→ WHAT TO DO
Count how many lines in this material contain "name". The answer is that number alone.

Dataset records

==*==

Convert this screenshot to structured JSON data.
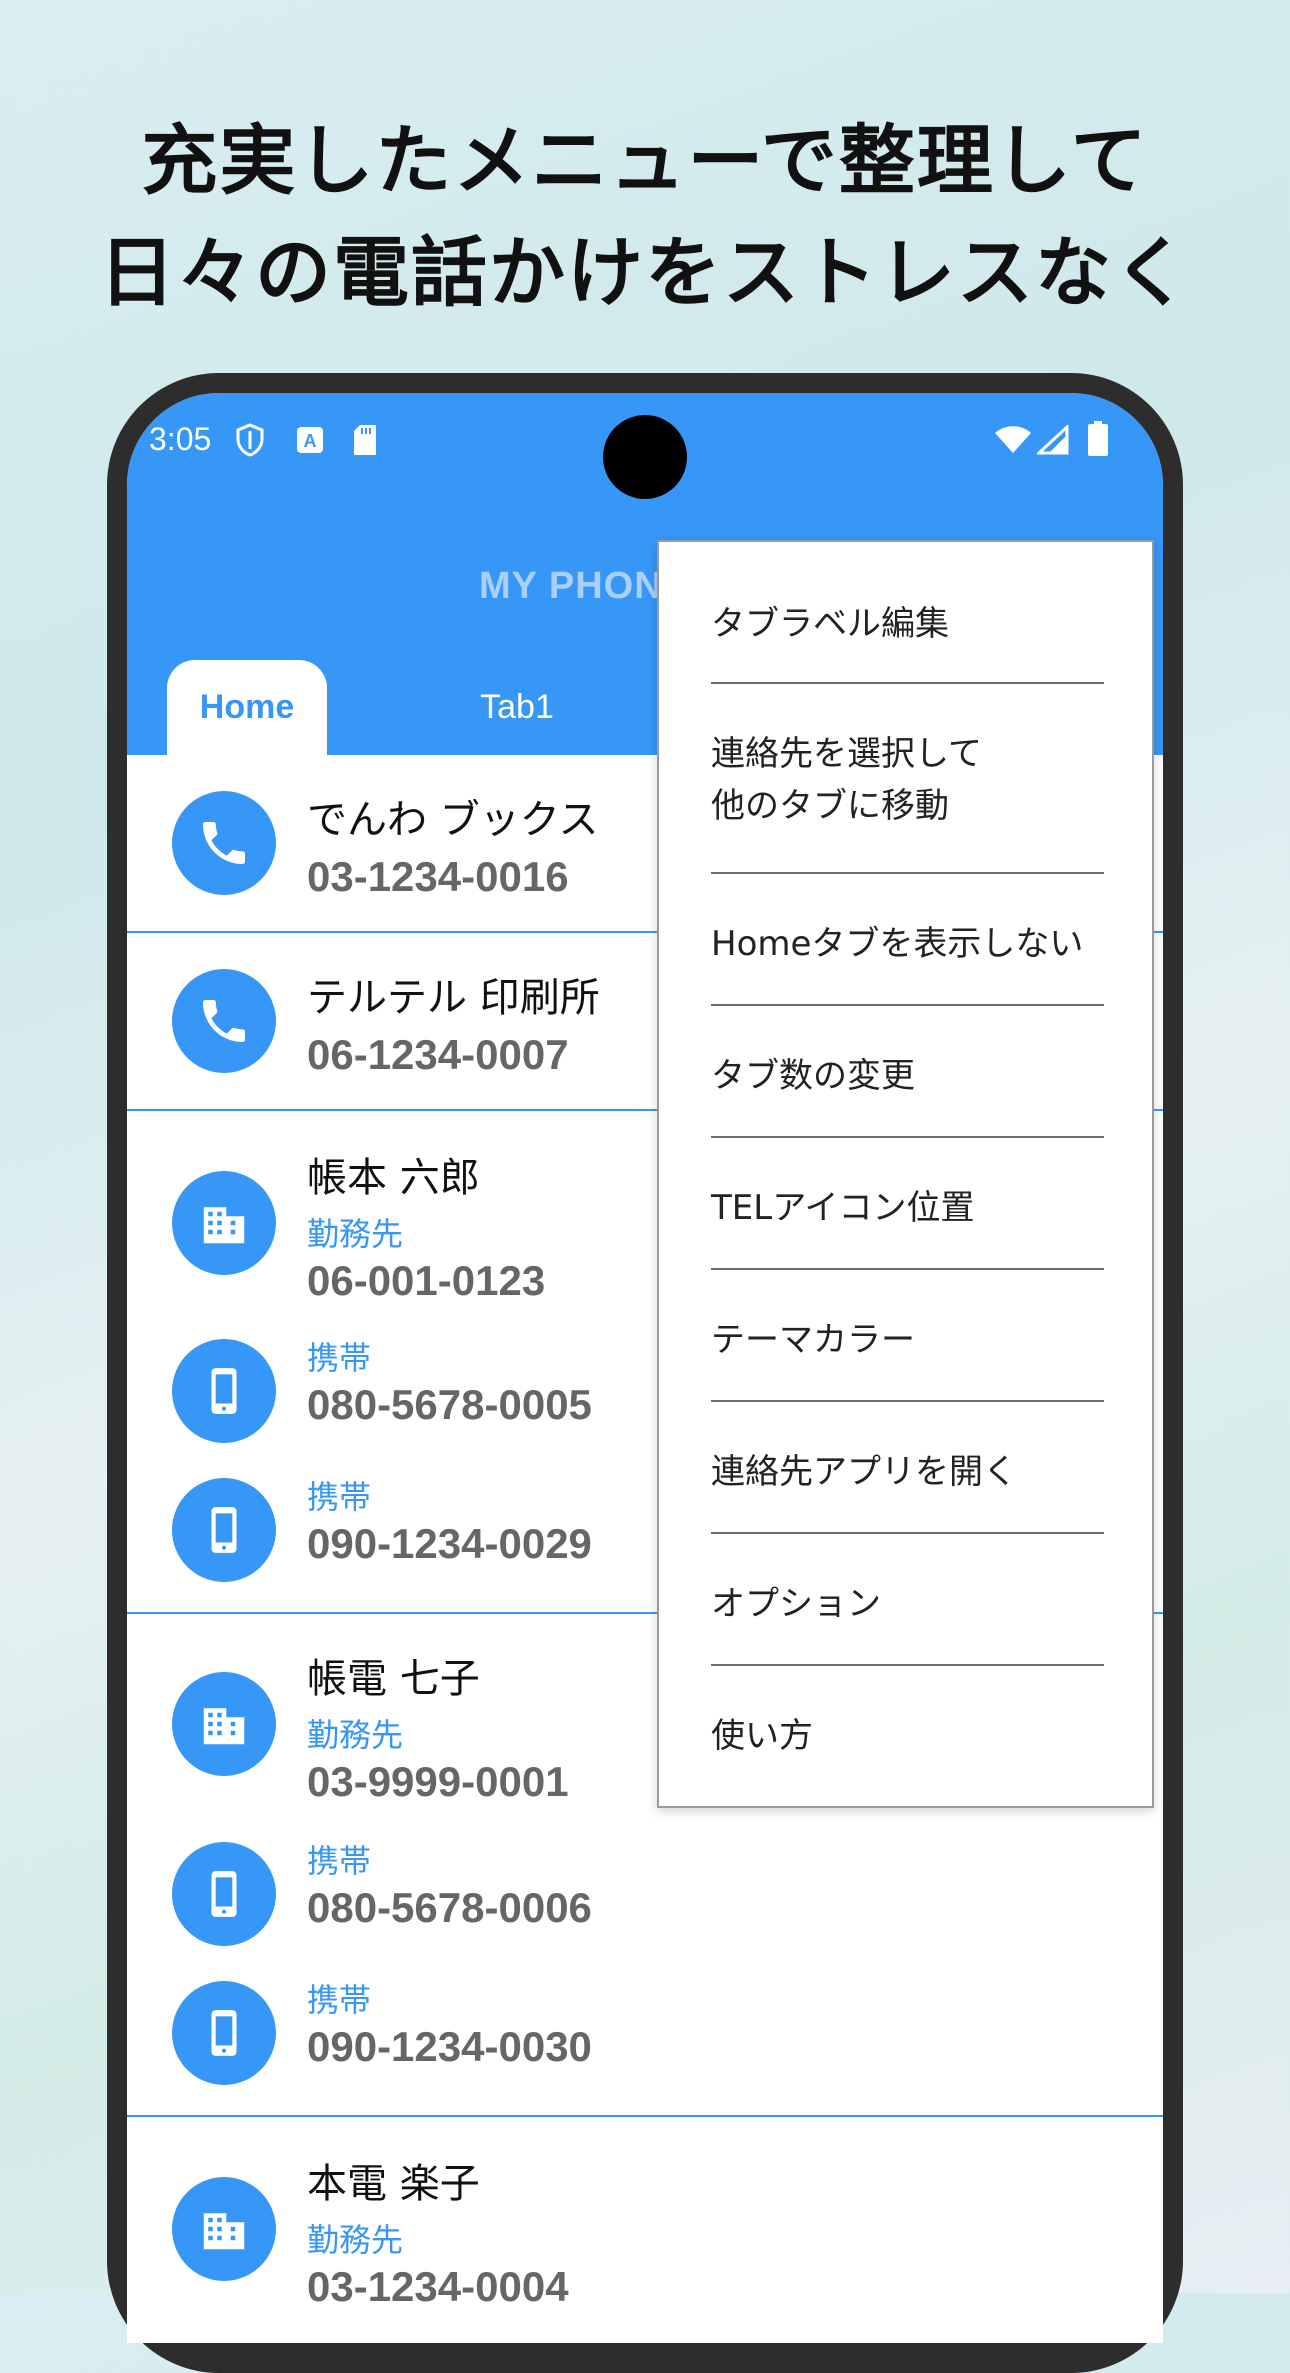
{
  "headline": {
    "line1": "充実したメニューで整理して",
    "line2": "日々の電話かけをストレスなく"
  },
  "status_bar": {
    "time": "3:05",
    "left_icons": [
      "shield-icon",
      "a-icon",
      "sd-card-icon"
    ],
    "right_icons": [
      "wifi-icon",
      "signal-icon",
      "battery-icon"
    ]
  },
  "app": {
    "title": "MY PHON",
    "accent_color": "#3797f7",
    "tabs": [
      {
        "label": "Home",
        "selected": true
      },
      {
        "label": "Tab1",
        "selected": false
      }
    ]
  },
  "contacts": [
    {
      "name": "でんわ ブックス",
      "entries": [
        {
          "icon": "phone-icon",
          "label": "",
          "number": "03-1234-0016"
        }
      ]
    },
    {
      "name": "テルテル 印刷所",
      "entries": [
        {
          "icon": "phone-icon",
          "label": "",
          "number": "06-1234-0007"
        }
      ]
    },
    {
      "name": "帳本 六郎",
      "entries": [
        {
          "icon": "building-icon",
          "label": "勤務先",
          "number": "06-001-0123"
        },
        {
          "icon": "mobile-icon",
          "label": "携帯",
          "number": "080-5678-0005"
        },
        {
          "icon": "mobile-icon",
          "label": "携帯",
          "number": "090-1234-0029"
        }
      ]
    },
    {
      "name": "帳電 七子",
      "entries": [
        {
          "icon": "building-icon",
          "label": "勤務先",
          "number": "03-9999-0001"
        },
        {
          "icon": "mobile-icon",
          "label": "携帯",
          "number": "080-5678-0006"
        },
        {
          "icon": "mobile-icon",
          "label": "携帯",
          "number": "090-1234-0030"
        }
      ]
    },
    {
      "name": "本電 楽子",
      "entries": [
        {
          "icon": "building-icon",
          "label": "勤務先",
          "number": "03-1234-0004"
        }
      ]
    }
  ],
  "menu": {
    "items": [
      "タブラベル編集",
      "連絡先を選択して\n他のタブに移動",
      "Homeタブを表示しない",
      "タブ数の変更",
      "TELアイコン位置",
      "テーマカラー",
      "連絡先アプリを開く",
      "オプション",
      "使い方"
    ]
  }
}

==*==

→ TASK SOLUTION
5